**Work to do**
Copy each line exactly.

— START —

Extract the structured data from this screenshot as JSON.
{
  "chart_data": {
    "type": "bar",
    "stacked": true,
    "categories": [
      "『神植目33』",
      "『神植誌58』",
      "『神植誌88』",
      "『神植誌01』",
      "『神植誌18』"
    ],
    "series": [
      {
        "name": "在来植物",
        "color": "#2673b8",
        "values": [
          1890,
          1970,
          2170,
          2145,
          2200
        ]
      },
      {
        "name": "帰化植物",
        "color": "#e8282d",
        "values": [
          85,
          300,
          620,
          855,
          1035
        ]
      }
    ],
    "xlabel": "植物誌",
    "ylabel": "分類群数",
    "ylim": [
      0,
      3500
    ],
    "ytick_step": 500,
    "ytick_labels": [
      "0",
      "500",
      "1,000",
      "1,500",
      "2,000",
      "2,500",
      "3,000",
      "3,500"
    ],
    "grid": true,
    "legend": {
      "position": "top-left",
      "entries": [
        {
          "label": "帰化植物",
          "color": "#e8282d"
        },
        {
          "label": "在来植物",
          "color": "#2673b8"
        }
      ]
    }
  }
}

— END —

**Solution to this exercise**
Extract the structured data from this screenshot as JSON.
{
  "chart_data": {
    "type": "bar",
    "stacked": true,
    "categories": [
      "『神植目33』",
      "『神植誌58』",
      "『神植誌88』",
      "『神植誌01』",
      "『神植誌18』"
    ],
    "series": [
      {
        "name": "在来植物",
        "color": "#2673b8",
        "values": [
          1890,
          1970,
          2170,
          2145,
          2200
        ]
      },
      {
        "name": "帰化植物",
        "color": "#e8282d",
        "values": [
          85,
          300,
          620,
          855,
          1035
        ]
      }
    ],
    "xlabel": "植物誌",
    "ylabel": "分類群数",
    "ylim": [
      0,
      3500
    ],
    "ytick_step": 500,
    "ytick_labels": [
      "0",
      "500",
      "1,000",
      "1,500",
      "2,000",
      "2,500",
      "3,000",
      "3,500"
    ],
    "grid": true,
    "legend": {
      "position": "top-left",
      "entries": [
        {
          "label": "帰化植物",
          "color": "#e8282d"
        },
        {
          "label": "在来植物",
          "color": "#2673b8"
        }
      ]
    }
  }
}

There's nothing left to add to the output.